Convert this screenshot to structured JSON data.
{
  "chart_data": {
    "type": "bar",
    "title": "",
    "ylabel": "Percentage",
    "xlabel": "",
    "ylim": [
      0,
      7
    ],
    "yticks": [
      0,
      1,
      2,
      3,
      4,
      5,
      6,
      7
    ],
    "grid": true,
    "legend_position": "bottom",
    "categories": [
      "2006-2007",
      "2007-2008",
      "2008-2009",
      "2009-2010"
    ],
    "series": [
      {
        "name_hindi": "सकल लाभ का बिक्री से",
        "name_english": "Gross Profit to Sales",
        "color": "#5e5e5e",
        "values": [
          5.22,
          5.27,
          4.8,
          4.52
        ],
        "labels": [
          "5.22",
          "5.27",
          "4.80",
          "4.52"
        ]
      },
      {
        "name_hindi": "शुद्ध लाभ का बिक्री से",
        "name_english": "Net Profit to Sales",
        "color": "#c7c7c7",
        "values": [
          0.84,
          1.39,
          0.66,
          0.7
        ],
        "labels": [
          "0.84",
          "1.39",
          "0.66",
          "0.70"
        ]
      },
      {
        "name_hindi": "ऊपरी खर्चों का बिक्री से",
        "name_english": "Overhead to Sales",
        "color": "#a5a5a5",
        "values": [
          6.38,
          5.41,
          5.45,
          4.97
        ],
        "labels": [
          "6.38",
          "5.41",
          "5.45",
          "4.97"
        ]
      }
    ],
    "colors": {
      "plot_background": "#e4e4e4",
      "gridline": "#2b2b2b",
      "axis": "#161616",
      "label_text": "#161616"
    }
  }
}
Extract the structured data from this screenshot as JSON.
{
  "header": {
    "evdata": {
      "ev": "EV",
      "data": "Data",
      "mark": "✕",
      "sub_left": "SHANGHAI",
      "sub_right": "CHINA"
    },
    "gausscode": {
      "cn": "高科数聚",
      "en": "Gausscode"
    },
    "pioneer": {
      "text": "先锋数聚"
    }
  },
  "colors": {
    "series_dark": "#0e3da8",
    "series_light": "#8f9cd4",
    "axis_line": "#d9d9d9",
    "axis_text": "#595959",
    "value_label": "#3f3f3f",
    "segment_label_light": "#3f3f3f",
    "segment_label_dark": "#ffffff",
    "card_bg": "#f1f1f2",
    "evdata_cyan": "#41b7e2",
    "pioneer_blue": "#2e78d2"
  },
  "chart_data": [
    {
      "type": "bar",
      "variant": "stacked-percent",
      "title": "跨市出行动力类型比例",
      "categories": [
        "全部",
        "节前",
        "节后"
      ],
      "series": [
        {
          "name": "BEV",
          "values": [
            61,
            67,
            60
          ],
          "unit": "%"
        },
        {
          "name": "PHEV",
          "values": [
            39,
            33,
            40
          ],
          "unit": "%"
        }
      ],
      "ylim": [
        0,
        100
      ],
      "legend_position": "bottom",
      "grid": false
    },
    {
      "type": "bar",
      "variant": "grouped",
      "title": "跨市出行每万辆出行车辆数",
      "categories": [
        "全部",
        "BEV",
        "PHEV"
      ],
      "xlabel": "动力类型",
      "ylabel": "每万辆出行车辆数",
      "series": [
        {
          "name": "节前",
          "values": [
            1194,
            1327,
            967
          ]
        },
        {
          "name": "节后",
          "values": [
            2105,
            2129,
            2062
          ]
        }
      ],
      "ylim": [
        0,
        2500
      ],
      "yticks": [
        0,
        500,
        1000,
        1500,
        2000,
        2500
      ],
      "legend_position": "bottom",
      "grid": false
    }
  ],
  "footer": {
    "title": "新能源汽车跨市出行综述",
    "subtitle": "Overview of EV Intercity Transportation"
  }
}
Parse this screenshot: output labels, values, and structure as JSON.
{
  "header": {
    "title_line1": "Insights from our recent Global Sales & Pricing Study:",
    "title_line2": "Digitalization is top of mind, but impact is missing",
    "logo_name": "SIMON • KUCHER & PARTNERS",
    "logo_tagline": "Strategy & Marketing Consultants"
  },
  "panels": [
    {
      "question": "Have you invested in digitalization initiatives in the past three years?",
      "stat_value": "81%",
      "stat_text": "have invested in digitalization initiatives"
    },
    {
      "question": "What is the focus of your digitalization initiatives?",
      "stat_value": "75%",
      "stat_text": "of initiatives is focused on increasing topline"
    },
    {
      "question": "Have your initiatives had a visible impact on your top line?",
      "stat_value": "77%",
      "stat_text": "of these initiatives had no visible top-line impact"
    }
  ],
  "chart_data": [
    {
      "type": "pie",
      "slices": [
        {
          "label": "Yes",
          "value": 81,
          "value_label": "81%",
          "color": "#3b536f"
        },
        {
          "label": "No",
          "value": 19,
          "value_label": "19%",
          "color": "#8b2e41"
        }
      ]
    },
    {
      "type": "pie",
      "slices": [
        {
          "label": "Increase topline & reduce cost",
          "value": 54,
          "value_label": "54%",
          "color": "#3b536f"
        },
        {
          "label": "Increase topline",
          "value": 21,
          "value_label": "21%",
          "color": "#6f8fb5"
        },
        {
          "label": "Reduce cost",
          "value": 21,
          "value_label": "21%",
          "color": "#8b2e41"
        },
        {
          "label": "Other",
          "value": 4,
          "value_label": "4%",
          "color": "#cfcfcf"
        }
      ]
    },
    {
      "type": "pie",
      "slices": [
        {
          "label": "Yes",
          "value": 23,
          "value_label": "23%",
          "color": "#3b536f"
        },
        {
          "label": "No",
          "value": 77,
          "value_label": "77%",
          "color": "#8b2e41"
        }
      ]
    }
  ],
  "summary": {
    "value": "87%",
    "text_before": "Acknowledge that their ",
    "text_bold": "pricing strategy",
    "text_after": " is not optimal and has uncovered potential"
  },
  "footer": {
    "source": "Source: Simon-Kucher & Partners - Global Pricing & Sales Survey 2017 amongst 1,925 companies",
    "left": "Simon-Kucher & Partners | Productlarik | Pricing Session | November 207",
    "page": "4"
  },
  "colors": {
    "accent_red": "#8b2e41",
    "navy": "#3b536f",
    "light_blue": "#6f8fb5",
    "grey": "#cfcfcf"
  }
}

###

*WRITTEN INSTRUCTION*. All of the data needs to be printed once more, exactly.

*ANSWER IN FULL*.
Convert this screenshot to structured JSON data.
{
  "chart_data": {
    "type": "bar",
    "title": "",
    "ylabel": "Percentage",
    "xlabel": "",
    "ylim": [
      0,
      7
    ],
    "yticks": [
      0,
      1,
      2,
      3,
      4,
      5,
      6,
      7
    ],
    "grid": true,
    "legend_position": "bottom",
    "categories": [
      "2006-2007",
      "2007-2008",
      "2008-2009",
      "2009-2010"
    ],
    "series": [
      {
        "name_hindi": "सकल लाभ का बिक्री से",
        "name_english": "Gross Profit to Sales",
        "color": "#5e5e5e",
        "values": [
          5.22,
          5.27,
          4.8,
          4.52
        ],
        "labels": [
          "5.22",
          "5.27",
          "4.80",
          "4.52"
        ]
      },
      {
        "name_hindi": "शुद्ध लाभ का बिक्री से",
        "name_english": "Net Profit to Sales",
        "color": "#c7c7c7",
        "values": [
          0.84,
          1.39,
          0.66,
          0.7
        ],
        "labels": [
          "0.84",
          "1.39",
          "0.66",
          "0.70"
        ]
      },
      {
        "name_hindi": "ऊपरी खर्चों का बिक्री से",
        "name_english": "Overhead to Sales",
        "color": "#a5a5a5",
        "values": [
          6.38,
          5.41,
          5.45,
          4.97
        ],
        "labels": [
          "6.38",
          "5.41",
          "5.45",
          "4.97"
        ]
      }
    ],
    "colors": {
      "plot_background": "#e4e4e4",
      "gridline": "#2b2b2b",
      "axis": "#161616",
      "label_text": "#161616"
    }
  }
}
Extract the structured data from this screenshot as JSON.
{
  "header": {
    "evdata": {
      "ev": "EV",
      "data": "Data",
      "mark": "✕",
      "sub_left": "SHANGHAI",
      "sub_right": "CHINA"
    },
    "gausscode": {
      "cn": "高科数聚",
      "en": "Gausscode"
    },
    "pioneer": {
      "text": "先锋数聚"
    }
  },
  "colors": {
    "series_dark": "#0e3da8",
    "series_light": "#8f9cd4",
    "axis_line": "#d9d9d9",
    "axis_text": "#595959",
    "value_label": "#3f3f3f",
    "segment_label_light": "#3f3f3f",
    "segment_label_dark": "#ffffff",
    "card_bg": "#f1f1f2",
    "evdata_cyan": "#41b7e2",
    "pioneer_blue": "#2e78d2"
  },
  "chart_data": [
    {
      "type": "bar",
      "variant": "stacked-percent",
      "title": "跨市出行动力类型比例",
      "categories": [
        "全部",
        "节前",
        "节后"
      ],
      "series": [
        {
          "name": "BEV",
          "values": [
            61,
            67,
            60
          ],
          "unit": "%"
        },
        {
          "name": "PHEV",
          "values": [
            39,
            33,
            40
          ],
          "unit": "%"
        }
      ],
      "ylim": [
        0,
        100
      ],
      "legend_position": "bottom",
      "grid": false
    },
    {
      "type": "bar",
      "variant": "grouped",
      "title": "跨市出行每万辆出行车辆数",
      "categories": [
        "全部",
        "BEV",
        "PHEV"
      ],
      "xlabel": "动力类型",
      "ylabel": "每万辆出行车辆数",
      "series": [
        {
          "name": "节前",
          "values": [
            1194,
            1327,
            967
          ]
        },
        {
          "name": "节后",
          "values": [
            2105,
            2129,
            2062
          ]
        }
      ],
      "ylim": [
        0,
        2500
      ],
      "yticks": [
        0,
        500,
        1000,
        1500,
        2000,
        2500
      ],
      "legend_position": "bottom",
      "grid": false
    }
  ],
  "footer": {
    "title": "新能源汽车跨市出行综述",
    "subtitle": "Overview of EV Intercity Transportation"
  }
}
Parse this screenshot: output labels, values, and structure as JSON.
{
  "header": {
    "title_line1": "Insights from our recent Global Sales & Pricing Study:",
    "title_line2": "Digitalization is top of mind, but impact is missing",
    "logo_name": "SIMON • KUCHER & PARTNERS",
    "logo_tagline": "Strategy & Marketing Consultants"
  },
  "panels": [
    {
      "question": "Have you invested in digitalization initiatives in the past three years?",
      "stat_value": "81%",
      "stat_text": "have invested in digitalization initiatives"
    },
    {
      "question": "What is the focus of your digitalization initiatives?",
      "stat_value": "75%",
      "stat_text": "of initiatives is focused on increasing topline"
    },
    {
      "question": "Have your initiatives had a visible impact on your top line?",
      "stat_value": "77%",
      "stat_text": "of these initiatives had no visible top-line impact"
    }
  ],
  "chart_data": [
    {
      "type": "pie",
      "slices": [
        {
          "label": "Yes",
          "value": 81,
          "value_label": "81%",
          "color": "#3b536f"
        },
        {
          "label": "No",
          "value": 19,
          "value_label": "19%",
          "color": "#8b2e41"
        }
      ]
    },
    {
      "type": "pie",
      "slices": [
        {
          "label": "Increase topline & reduce cost",
          "value": 54,
          "value_label": "54%",
          "color": "#3b536f"
        },
        {
          "label": "Increase topline",
          "value": 21,
          "value_label": "21%",
          "color": "#6f8fb5"
        },
        {
          "label": "Reduce cost",
          "value": 21,
          "value_label": "21%",
          "color": "#8b2e41"
        },
        {
          "label": "Other",
          "value": 4,
          "value_label": "4%",
          "color": "#cfcfcf"
        }
      ]
    },
    {
      "type": "pie",
      "slices": [
        {
          "label": "Yes",
          "value": 23,
          "value_label": "23%",
          "color": "#3b536f"
        },
        {
          "label": "No",
          "value": 77,
          "value_label": "77%",
          "color": "#8b2e41"
        }
      ]
    }
  ],
  "summary": {
    "value": "87%",
    "text_before": "Acknowledge that their ",
    "text_bold": "pricing strategy",
    "text_after": " is not optimal and has uncovered potential"
  },
  "footer": {
    "source": "Source: Simon-Kucher & Partners - Global Pricing & Sales Survey 2017 amongst 1,925 companies",
    "left": "Simon-Kucher & Partners | Productlarik | Pricing Session | November 207",
    "page": "4"
  },
  "colors": {
    "accent_red": "#8b2e41",
    "navy": "#3b536f",
    "light_blue": "#6f8fb5",
    "grey": "#cfcfcf"
  }
}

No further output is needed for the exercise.